(Raw records):
====================

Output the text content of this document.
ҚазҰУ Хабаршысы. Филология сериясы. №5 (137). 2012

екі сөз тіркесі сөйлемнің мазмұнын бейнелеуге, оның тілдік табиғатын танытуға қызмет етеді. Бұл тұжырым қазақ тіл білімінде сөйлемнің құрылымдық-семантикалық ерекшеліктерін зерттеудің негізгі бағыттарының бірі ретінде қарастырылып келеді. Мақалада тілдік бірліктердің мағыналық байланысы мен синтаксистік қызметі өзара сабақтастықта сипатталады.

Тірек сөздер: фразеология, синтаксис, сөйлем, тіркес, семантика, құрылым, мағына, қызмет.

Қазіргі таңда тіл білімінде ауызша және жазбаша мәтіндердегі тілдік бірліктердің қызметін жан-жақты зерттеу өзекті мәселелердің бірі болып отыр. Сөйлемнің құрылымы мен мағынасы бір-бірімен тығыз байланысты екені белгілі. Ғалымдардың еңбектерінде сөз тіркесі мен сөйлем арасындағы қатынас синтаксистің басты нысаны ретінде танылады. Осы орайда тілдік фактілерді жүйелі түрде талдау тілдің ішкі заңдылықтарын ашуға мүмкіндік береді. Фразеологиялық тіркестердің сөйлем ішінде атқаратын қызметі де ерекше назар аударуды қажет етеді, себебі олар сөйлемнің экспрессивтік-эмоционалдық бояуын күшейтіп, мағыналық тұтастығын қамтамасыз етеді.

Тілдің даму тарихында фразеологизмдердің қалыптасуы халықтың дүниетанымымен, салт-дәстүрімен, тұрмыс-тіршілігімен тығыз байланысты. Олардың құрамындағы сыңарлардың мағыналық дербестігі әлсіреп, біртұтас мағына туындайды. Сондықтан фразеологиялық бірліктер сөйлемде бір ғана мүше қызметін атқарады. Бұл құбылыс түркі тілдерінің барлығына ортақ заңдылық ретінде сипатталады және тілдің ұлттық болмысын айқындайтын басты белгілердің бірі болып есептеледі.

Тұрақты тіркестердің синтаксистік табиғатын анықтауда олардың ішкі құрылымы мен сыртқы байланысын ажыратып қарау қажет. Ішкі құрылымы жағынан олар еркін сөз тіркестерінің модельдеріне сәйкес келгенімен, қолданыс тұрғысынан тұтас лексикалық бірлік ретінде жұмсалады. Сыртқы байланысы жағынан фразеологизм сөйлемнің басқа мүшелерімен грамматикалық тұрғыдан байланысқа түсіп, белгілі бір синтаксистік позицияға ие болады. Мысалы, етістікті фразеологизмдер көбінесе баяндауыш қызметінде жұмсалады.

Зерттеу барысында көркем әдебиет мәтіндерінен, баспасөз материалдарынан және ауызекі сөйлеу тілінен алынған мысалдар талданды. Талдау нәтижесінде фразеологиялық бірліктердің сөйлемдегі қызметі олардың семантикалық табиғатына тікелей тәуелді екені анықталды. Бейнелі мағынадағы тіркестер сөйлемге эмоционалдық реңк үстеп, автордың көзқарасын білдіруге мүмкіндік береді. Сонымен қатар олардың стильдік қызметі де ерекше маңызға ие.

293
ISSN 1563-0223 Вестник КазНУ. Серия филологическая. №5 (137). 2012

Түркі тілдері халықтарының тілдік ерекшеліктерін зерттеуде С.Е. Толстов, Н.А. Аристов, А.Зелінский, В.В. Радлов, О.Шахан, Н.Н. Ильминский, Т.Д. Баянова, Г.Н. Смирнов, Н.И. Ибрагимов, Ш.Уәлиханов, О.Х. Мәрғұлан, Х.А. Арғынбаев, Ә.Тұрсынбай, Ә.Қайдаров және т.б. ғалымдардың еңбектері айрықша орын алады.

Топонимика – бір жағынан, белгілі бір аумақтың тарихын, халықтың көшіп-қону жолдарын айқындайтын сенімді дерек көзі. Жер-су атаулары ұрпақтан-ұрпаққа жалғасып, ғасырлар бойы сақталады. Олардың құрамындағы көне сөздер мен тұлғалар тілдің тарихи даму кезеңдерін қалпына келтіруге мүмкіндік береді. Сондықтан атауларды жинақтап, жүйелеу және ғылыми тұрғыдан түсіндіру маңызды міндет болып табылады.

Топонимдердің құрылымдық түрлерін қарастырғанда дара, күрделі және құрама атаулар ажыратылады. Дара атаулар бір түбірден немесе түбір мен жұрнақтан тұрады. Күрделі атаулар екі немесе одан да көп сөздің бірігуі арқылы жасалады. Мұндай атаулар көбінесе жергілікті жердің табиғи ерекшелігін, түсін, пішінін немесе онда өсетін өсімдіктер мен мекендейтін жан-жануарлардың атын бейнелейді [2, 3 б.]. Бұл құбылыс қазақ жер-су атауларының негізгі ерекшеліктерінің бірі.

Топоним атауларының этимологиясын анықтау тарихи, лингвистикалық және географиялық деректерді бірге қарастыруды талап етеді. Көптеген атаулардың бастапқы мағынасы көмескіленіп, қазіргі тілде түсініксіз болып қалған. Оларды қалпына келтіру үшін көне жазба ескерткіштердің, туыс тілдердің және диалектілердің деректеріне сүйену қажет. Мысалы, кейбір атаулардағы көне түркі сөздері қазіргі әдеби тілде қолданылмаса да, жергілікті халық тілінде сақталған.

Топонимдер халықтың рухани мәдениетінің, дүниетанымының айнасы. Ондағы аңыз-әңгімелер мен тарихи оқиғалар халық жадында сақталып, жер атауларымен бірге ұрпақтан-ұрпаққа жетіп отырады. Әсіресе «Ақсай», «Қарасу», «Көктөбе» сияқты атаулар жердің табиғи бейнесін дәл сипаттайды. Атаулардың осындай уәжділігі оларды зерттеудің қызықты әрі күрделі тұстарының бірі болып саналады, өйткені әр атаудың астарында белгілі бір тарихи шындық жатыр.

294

====================

(Short task): Repeat all the entries word for word.

(Worked answer):
Output the text content of this document.
ҚазҰУ Хабаршысы. Филология сериясы. №5 (137). 2012

екі сөз тіркесі сөйлемнің мазмұнын бейнелеуге, оның тілдік табиғатын танытуға қызмет етеді. Бұл тұжырым қазақ тіл білімінде сөйлемнің құрылымдық-семантикалық ерекшеліктерін зерттеудің негізгі бағыттарының бірі ретінде қарастырылып келеді. Мақалада тілдік бірліктердің мағыналық байланысы мен синтаксистік қызметі өзара сабақтастықта сипатталады.

Тірек сөздер: фразеология, синтаксис, сөйлем, тіркес, семантика, құрылым, мағына, қызмет.

Қазіргі таңда тіл білімінде ауызша және жазбаша мәтіндердегі тілдік бірліктердің қызметін жан-жақты зерттеу өзекті мәселелердің бірі болып отыр. Сөйлемнің құрылымы мен мағынасы бір-бірімен тығыз байланысты екені белгілі. Ғалымдардың еңбектерінде сөз тіркесі мен сөйлем арасындағы қатынас синтаксистің басты нысаны ретінде танылады. Осы орайда тілдік фактілерді жүйелі түрде талдау тілдің ішкі заңдылықтарын ашуға мүмкіндік береді. Фразеологиялық тіркестердің сөйлем ішінде атқаратын қызметі де ерекше назар аударуды қажет етеді, себебі олар сөйлемнің экспрессивтік-эмоционалдық бояуын күшейтіп, мағыналық тұтастығын қамтамасыз етеді.

Тілдің даму тарихында фразеологизмдердің қалыптасуы халықтың дүниетанымымен, салт-дәстүрімен, тұрмыс-тіршілігімен тығыз байланысты. Олардың құрамындағы сыңарлардың мағыналық дербестігі әлсіреп, біртұтас мағына туындайды. Сондықтан фразеологиялық бірліктер сөйлемде бір ғана мүше қызметін атқарады. Бұл құбылыс түркі тілдерінің барлығына ортақ заңдылық ретінде сипатталады және тілдің ұлттық болмысын айқындайтын басты белгілердің бірі болып есептеледі.

Тұрақты тіркестердің синтаксистік табиғатын анықтауда олардың ішкі құрылымы мен сыртқы байланысын ажыратып қарау қажет. Ішкі құрылымы жағынан олар еркін сөз тіркестерінің модельдеріне сәйкес келгенімен, қолданыс тұрғысынан тұтас лексикалық бірлік ретінде жұмсалады. Сыртқы байланысы жағынан фразеологизм сөйлемнің басқа мүшелерімен грамматикалық тұрғыдан байланысқа түсіп, белгілі бір синтаксистік позицияға ие болады. Мысалы, етістікті фразеологизмдер көбінесе баяндауыш қызметінде жұмсалады.

Зерттеу барысында көркем әдебиет мәтіндерінен, баспасөз материалдарынан және ауызекі сөйлеу тілінен алынған мысалдар талданды. Талдау нәтижесінде фразеологиялық бірліктердің сөйлемдегі қызметі олардың семантикалық табиғатына тікелей тәуелді екені анықталды. Бейнелі мағынадағы тіркестер сөйлемге эмоционалдық реңк үстеп, автордың көзқарасын білдіруге мүмкіндік береді. Сонымен қатар олардың стильдік қызметі де ерекше маңызға ие.

293
ISSN 1563-0223 Вестник КазНУ. Серия филологическая. №5 (137). 2012

Түркі тілдері халықтарының тілдік ерекшеліктерін зерттеуде С.Е. Толстов, Н.А. Аристов, А.Зелінский, В.В. Радлов, О.Шахан, Н.Н. Ильминский, Т.Д. Баянова, Г.Н. Смирнов, Н.И. Ибрагимов, Ш.Уәлиханов, О.Х. Мәрғұлан, Х.А. Арғынбаев, Ә.Тұрсынбай, Ә.Қайдаров және т.б. ғалымдардың еңбектері айрықша орын алады.

Топонимика – бір жағынан, белгілі бір аумақтың тарихын, халықтың көшіп-қону жолдарын айқындайтын сенімді дерек көзі. Жер-су атаулары ұрпақтан-ұрпаққа жалғасып, ғасырлар бойы сақталады. Олардың құрамындағы көне сөздер мен тұлғалар тілдің тарихи даму кезеңдерін қалпына келтіруге мүмкіндік береді. Сондықтан атауларды жинақтап, жүйелеу және ғылыми тұрғыдан түсіндіру маңызды міндет болып табылады.

Топонимдердің құрылымдық түрлерін қарастырғанда дара, күрделі және құрама атаулар ажыратылады. Дара атаулар бір түбірден немесе түбір мен жұрнақтан тұрады. Күрделі атаулар екі немесе одан да көп сөздің бірігуі арқылы жасалады. Мұндай атаулар көбінесе жергілікті жердің табиғи ерекшелігін, түсін, пішінін немесе онда өсетін өсімдіктер мен мекендейтін жан-жануарлардың атын бейнелейді [2, 3 б.]. Бұл құбылыс қазақ жер-су атауларының негізгі ерекшеліктерінің бірі.

Топоним атауларының этимологиясын анықтау тарихи, лингвистикалық және географиялық деректерді бірге қарастыруды талап етеді. Көптеген атаулардың бастапқы мағынасы көмескіленіп, қазіргі тілде түсініксіз болып қалған. Оларды қалпына келтіру үшін көне жазба ескерткіштердің, туыс тілдердің және диалектілердің деректеріне сүйену қажет. Мысалы, кейбір атаулардағы көне түркі сөздері қазіргі әдеби тілде қолданылмаса да, жергілікті халық тілінде сақталған.

Топонимдер халықтың рухани мәдениетінің, дүниетанымының айнасы. Ондағы аңыз-әңгімелер мен тарихи оқиғалар халық жадында сақталып, жер атауларымен бірге ұрпақтан-ұрпаққа жетіп отырады. Әсіресе «Ақсай», «Қарасу», «Көктөбе» сияқты атаулар жердің табиғи бейнесін дәл сипаттайды. Атаулардың осындай уәжділігі оларды зерттеудің қызықты әрі күрделі тұстарының бірі болып саналады, өйткені әр атаудың астарында белгілі бір тарихи шындық жатыр.

294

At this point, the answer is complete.